Excerpted text

## START

Ideally, my response should have been published where Yadav's article originally appeared. But the previous experience with mainstream media discouraged me to send it there and waste several days without receiving any response. I, therefore, decided to look for an alternative platform.

If one observes the mainstream media for some time, one begins to realize that the mainstream media – operating in the "largest" democracy of the world -- is not as "free" and "fair" as it brags about it. It is a bitter truth that the editors are often "political agents" of the ruling parties. While deciding the content, the editors get influenced more by the power and position of an author than the facts, logic and arguments contained in his piece.

In the case of Yadav's article, the editor seemed to have been overwhelmed by the author's position as his article made one after another big claim without giving any supportive evidence. For example, Bhupender Yadav, an OBC face of the Hindutva party, has praised the Narendra Modi-led BJP government for ignoring caste and appreciating efficiency and merit.

But the author has conveniently ignored the obvious fact that the rise of the BJP owes a lot to its ability to do social engineering and manipulation of caste identities. While it has widened the split of Yadav and non-Yadav OBC castes, it has mobilized non-Jatav Dalits against Jatavs. BJP's unprecedented success election after election is largely due to its ability to exploit the caste divide.

Even the recent promotion of the author as union minister is part of the BJP's larger agenda to woo OBC castes, particularly Yadavs, ahead of the upcoming UP assembly polls and the General Elections 2024. The inclusion of Prime Minister Modi's caste in the OBC list and his repeated identification with backward caste during elections rallies are all part of caste politics.

But Bhupender Yadav has ignored all these crucial points and created a binary in his article. He has used all good words for the BJP and Modi Government, while he has reserved all dirty words for the social justice parties. The author would like us to believe that the social justice parties are real enemies of development and nation. For him, they are nothing but sectarian, divisive and reactionary. The exploitation of people, undemocratic party structure, petty electoral calculation, caste biases and discrimination are some of the pejorative terms he has used for the social justice parties.

## END

(Layout element entries)
## START

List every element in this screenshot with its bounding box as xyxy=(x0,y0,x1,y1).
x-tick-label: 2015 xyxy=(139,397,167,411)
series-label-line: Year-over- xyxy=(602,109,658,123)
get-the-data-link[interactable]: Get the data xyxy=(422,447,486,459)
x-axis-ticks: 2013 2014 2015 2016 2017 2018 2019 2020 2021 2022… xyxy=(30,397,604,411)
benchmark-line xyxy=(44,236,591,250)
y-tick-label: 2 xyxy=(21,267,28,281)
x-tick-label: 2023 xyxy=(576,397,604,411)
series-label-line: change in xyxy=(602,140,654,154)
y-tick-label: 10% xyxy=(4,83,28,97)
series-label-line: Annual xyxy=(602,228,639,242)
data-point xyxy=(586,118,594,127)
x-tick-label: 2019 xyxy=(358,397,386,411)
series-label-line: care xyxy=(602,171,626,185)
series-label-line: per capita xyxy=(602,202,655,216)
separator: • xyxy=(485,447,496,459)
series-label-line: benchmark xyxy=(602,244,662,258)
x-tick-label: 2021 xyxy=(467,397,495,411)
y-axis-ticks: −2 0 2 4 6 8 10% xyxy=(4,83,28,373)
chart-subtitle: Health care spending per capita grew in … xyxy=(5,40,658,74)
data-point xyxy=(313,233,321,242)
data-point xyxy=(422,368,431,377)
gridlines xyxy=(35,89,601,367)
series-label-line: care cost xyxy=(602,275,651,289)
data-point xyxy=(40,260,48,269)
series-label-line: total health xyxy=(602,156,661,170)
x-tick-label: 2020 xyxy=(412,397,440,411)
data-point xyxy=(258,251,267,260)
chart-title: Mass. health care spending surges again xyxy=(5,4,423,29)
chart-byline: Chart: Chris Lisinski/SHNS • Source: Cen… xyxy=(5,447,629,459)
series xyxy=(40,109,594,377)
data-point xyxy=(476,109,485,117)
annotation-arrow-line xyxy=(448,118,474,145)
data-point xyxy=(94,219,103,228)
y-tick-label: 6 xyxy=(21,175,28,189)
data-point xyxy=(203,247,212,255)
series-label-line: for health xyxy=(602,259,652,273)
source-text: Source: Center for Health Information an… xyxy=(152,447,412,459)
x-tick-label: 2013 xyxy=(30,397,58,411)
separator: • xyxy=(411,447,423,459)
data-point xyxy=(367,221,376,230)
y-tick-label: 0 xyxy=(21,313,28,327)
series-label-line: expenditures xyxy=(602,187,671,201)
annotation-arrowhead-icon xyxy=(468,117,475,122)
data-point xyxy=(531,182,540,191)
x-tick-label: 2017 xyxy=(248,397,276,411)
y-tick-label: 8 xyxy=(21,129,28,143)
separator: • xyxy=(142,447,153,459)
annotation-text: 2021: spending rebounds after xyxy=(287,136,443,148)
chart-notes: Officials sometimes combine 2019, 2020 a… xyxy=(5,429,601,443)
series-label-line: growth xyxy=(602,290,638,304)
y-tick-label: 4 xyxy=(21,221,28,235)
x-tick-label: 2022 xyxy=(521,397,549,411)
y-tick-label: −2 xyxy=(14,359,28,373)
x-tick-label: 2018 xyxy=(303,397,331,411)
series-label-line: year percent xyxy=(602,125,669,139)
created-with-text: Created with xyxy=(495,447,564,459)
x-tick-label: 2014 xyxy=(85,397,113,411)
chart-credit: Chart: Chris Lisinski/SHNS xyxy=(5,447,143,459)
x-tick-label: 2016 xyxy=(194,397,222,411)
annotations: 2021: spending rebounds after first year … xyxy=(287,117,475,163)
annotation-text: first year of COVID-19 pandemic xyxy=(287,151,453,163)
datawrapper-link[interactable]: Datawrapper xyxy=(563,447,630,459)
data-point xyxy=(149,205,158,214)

## END

The tasks
[A] According to the commentary on Yadav's article, which group has the BJP mobilized against Jatavs?
[B] Extend the commentary on Yadav's article, picking up after its last sentence.
The data bear no relation to the commentary on Yadav's article.

Outputs by task
[A] Non-Jatav Dalits.

[B]
Unlike his hagiographic tone for the BJP and the Modi Government, he has spat venom against social justice parties. Look at his tirade against social justice parties: "Caste-based social hierarchy has for long been exploited by political parties to expand their base and win elections. Instead of serving the caste groups in whose name these parties rose to power, leaders built personal fiefdoms and failed to ensure a level playing field. Social groups were empowered and disempowered based on electoral calculations. This has been one of the primary reasons for caste biases, caste-based discrimination and caste-enforced inequality continuing in the society".

In his rush to prove his "loyalty" to the Hindutva party by attacking social justice parties, Yadav does not realize that his arguments go against the interests of the deprived communities to which he himself belongs. To put it simply, he is cutting the very branch he is sitting on. It is difficult to say if he realizes that he is being used by the Hindutva leadership as Kalyan Singh and Vinay Katiyar were used against Mandal leaders.

The social justice forces -- which Yadav has been relentlessly criticizing -- are in fact the real reason for his promotion in the Hindutva outfit. The credit goes to the social justice parties for bringing the question of representation and deep-rooted social and economic inequalities to the forefront of Indian politics. It is against this background that the Hindutva leadership realized that they too needed to bring in and promote leaders from Bahujan communities as a force to counter strong social justice forces.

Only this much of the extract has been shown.